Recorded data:
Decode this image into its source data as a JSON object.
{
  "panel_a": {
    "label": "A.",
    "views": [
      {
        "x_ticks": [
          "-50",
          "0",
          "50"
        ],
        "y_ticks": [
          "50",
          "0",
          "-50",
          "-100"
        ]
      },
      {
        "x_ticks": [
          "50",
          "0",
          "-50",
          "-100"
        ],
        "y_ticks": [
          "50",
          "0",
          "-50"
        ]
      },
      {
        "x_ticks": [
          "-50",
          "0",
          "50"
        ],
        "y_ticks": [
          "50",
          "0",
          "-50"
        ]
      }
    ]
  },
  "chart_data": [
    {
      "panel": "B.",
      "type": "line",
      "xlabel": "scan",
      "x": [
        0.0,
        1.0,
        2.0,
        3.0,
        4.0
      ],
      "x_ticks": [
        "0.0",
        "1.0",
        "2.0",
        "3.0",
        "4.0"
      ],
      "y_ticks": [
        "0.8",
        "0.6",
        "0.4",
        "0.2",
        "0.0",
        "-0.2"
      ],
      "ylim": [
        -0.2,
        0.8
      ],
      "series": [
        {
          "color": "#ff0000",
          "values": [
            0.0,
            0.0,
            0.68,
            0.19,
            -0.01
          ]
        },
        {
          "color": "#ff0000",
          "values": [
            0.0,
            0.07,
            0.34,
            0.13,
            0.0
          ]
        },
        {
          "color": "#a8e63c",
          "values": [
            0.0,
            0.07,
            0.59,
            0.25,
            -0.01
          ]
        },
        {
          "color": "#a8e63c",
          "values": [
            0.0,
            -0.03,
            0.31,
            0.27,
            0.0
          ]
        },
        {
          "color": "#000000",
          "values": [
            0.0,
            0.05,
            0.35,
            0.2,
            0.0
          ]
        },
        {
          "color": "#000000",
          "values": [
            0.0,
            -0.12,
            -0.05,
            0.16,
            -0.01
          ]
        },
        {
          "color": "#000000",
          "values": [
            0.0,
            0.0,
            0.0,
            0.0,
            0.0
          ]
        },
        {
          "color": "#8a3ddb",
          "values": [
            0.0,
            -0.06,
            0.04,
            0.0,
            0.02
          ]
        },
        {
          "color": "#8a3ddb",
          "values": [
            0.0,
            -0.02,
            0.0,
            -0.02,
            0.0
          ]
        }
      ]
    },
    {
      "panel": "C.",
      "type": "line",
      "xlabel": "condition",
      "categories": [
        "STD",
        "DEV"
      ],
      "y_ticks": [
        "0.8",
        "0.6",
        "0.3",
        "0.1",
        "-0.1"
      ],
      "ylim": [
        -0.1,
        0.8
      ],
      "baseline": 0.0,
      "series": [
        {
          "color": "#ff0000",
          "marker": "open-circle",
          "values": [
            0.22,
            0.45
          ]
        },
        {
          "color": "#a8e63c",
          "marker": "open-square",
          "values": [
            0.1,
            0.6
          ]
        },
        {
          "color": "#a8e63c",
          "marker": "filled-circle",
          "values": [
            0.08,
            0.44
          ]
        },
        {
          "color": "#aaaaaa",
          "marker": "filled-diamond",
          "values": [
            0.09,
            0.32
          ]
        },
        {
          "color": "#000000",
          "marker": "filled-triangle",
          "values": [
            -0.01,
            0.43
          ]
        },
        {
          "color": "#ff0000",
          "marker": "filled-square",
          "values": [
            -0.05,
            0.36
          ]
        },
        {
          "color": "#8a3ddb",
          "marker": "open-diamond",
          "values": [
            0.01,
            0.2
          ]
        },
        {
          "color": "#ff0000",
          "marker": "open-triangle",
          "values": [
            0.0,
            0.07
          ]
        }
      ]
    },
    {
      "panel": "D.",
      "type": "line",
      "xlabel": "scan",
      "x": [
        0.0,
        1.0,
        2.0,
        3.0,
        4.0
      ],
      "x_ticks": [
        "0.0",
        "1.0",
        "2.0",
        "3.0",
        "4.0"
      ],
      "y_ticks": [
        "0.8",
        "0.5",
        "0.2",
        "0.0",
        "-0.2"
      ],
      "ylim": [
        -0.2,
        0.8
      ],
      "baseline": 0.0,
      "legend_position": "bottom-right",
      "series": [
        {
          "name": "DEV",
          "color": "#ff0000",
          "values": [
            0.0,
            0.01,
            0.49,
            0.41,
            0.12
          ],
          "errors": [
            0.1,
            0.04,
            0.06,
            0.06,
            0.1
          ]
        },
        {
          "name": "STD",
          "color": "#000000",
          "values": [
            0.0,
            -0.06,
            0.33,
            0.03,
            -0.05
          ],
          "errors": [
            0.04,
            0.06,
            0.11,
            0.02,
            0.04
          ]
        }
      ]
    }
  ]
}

Written exercise |
Copy out every line of the data above, exactly as given.

Solved problem |
Decode this image into its source data as a JSON object.
{
  "panel_a": {
    "label": "A.",
    "views": [
      {
        "x_ticks": [
          "-50",
          "0",
          "50"
        ],
        "y_ticks": [
          "50",
          "0",
          "-50",
          "-100"
        ]
      },
      {
        "x_ticks": [
          "50",
          "0",
          "-50",
          "-100"
        ],
        "y_ticks": [
          "50",
          "0",
          "-50"
        ]
      },
      {
        "x_ticks": [
          "-50",
          "0",
          "50"
        ],
        "y_ticks": [
          "50",
          "0",
          "-50"
        ]
      }
    ]
  },
  "chart_data": [
    {
      "panel": "B.",
      "type": "line",
      "xlabel": "scan",
      "x": [
        0.0,
        1.0,
        2.0,
        3.0,
        4.0
      ],
      "x_ticks": [
        "0.0",
        "1.0",
        "2.0",
        "3.0",
        "4.0"
      ],
      "y_ticks": [
        "0.8",
        "0.6",
        "0.4",
        "0.2",
        "0.0",
        "-0.2"
      ],
      "ylim": [
        -0.2,
        0.8
      ],
      "series": [
        {
          "color": "#ff0000",
          "values": [
            0.0,
            0.0,
            0.68,
            0.19,
            -0.01
          ]
        },
        {
          "color": "#ff0000",
          "values": [
            0.0,
            0.07,
            0.34,
            0.13,
            0.0
          ]
        },
        {
          "color": "#a8e63c",
          "values": [
            0.0,
            0.07,
            0.59,
            0.25,
            -0.01
          ]
        },
        {
          "color": "#a8e63c",
          "values": [
            0.0,
            -0.03,
            0.31,
            0.27,
            0.0
          ]
        },
        {
          "color": "#000000",
          "values": [
            0.0,
            0.05,
            0.35,
            0.2,
            0.0
          ]
        },
        {
          "color": "#000000",
          "values": [
            0.0,
            -0.12,
            -0.05,
            0.16,
            -0.01
          ]
        },
        {
          "color": "#000000",
          "values": [
            0.0,
            0.0,
            0.0,
            0.0,
            0.0
          ]
        },
        {
          "color": "#8a3ddb",
          "values": [
            0.0,
            -0.06,
            0.04,
            0.0,
            0.02
          ]
        },
        {
          "color": "#8a3ddb",
          "values": [
            0.0,
            -0.02,
            0.0,
            -0.02,
            0.0
          ]
        }
      ]
    },
    {
      "panel": "C.",
      "type": "line",
      "xlabel": "condition",
      "categories": [
        "STD",
        "DEV"
      ],
      "y_ticks": [
        "0.8",
        "0.6",
        "0.3",
        "0.1",
        "-0.1"
      ],
      "ylim": [
        -0.1,
        0.8
      ],
      "baseline": 0.0,
      "series": [
        {
          "color": "#ff0000",
          "marker": "open-circle",
          "values": [
            0.22,
            0.45
          ]
        },
        {
          "color": "#a8e63c",
          "marker": "open-square",
          "values": [
            0.1,
            0.6
          ]
        },
        {
          "color": "#a8e63c",
          "marker": "filled-circle",
          "values": [
            0.08,
            0.44
          ]
        },
        {
          "color": "#aaaaaa",
          "marker": "filled-diamond",
          "values": [
            0.09,
            0.32
          ]
        },
        {
          "color": "#000000",
          "marker": "filled-triangle",
          "values": [
            -0.01,
            0.43
          ]
        },
        {
          "color": "#ff0000",
          "marker": "filled-square",
          "values": [
            -0.05,
            0.36
          ]
        },
        {
          "color": "#8a3ddb",
          "marker": "open-diamond",
          "values": [
            0.01,
            0.2
          ]
        },
        {
          "color": "#ff0000",
          "marker": "open-triangle",
          "values": [
            0.0,
            0.07
          ]
        }
      ]
    },
    {
      "panel": "D.",
      "type": "line",
      "xlabel": "scan",
      "x": [
        0.0,
        1.0,
        2.0,
        3.0,
        4.0
      ],
      "x_ticks": [
        "0.0",
        "1.0",
        "2.0",
        "3.0",
        "4.0"
      ],
      "y_ticks": [
        "0.8",
        "0.5",
        "0.2",
        "0.0",
        "-0.2"
      ],
      "ylim": [
        -0.2,
        0.8
      ],
      "baseline": 0.0,
      "legend_position": "bottom-right",
      "series": [
        {
          "name": "DEV",
          "color": "#ff0000",
          "values": [
            0.0,
            0.01,
            0.49,
            0.41,
            0.12
          ],
          "errors": [
            0.1,
            0.04,
            0.06,
            0.06,
            0.1
          ]
        },
        {
          "name": "STD",
          "color": "#000000",
          "values": [
            0.0,
            -0.06,
            0.33,
            0.03,
            -0.05
          ],
          "errors": [
            0.04,
            0.06,
            0.11,
            0.02,
            0.04
          ]
        }
      ]
    }
  ]
}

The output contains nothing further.